* _EXERCISE OBJECTIVE_
Retype every entry in its entirety, without alteration.

Records that describe figures:
## start
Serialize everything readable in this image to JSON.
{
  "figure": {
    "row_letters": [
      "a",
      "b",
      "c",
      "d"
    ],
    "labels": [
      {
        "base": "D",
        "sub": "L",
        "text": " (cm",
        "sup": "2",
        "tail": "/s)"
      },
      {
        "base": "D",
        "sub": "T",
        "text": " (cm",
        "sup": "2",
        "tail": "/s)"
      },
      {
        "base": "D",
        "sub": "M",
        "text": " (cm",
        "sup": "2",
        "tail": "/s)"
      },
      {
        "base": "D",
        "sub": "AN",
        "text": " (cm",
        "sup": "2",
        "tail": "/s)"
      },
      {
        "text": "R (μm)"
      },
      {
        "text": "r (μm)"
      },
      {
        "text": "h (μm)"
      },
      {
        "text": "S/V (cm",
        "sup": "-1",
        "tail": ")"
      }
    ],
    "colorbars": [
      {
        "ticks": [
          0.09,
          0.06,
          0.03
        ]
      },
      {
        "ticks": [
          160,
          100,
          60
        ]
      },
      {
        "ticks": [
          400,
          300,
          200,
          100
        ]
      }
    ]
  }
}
## end
* _TASK OUTPUT_
Serialize everything readable in this image to JSON.
{
  "figure": {
    "row_letters": [
      "a",
      "b",
      "c",
      "d"
    ],
    "labels": [
      {
        "base": "D",
        "sub": "L",
        "text": " (cm",
        "sup": "2",
        "tail": "/s)"
      },
      {
        "base": "D",
        "sub": "T",
        "text": " (cm",
        "sup": "2",
        "tail": "/s)"
      },
      {
        "base": "D",
        "sub": "M",
        "text": " (cm",
        "sup": "2",
        "tail": "/s)"
      },
      {
        "base": "D",
        "sub": "AN",
        "text": " (cm",
        "sup": "2",
        "tail": "/s)"
      },
      {
        "text": "R (μm)"
      },
      {
        "text": "r (μm)"
      },
      {
        "text": "h (μm)"
      },
      {
        "text": "S/V (cm",
        "sup": "-1",
        "tail": ")"
      }
    ],
    "colorbars": [
      {
        "ticks": [
          0.09,
          0.06,
          0.03
        ]
      },
      {
        "ticks": [
          160,
          100,
          60
        ]
      },
      {
        "ticks": [
          400,
          300,
          200,
          100
        ]
      }
    ]
  }
}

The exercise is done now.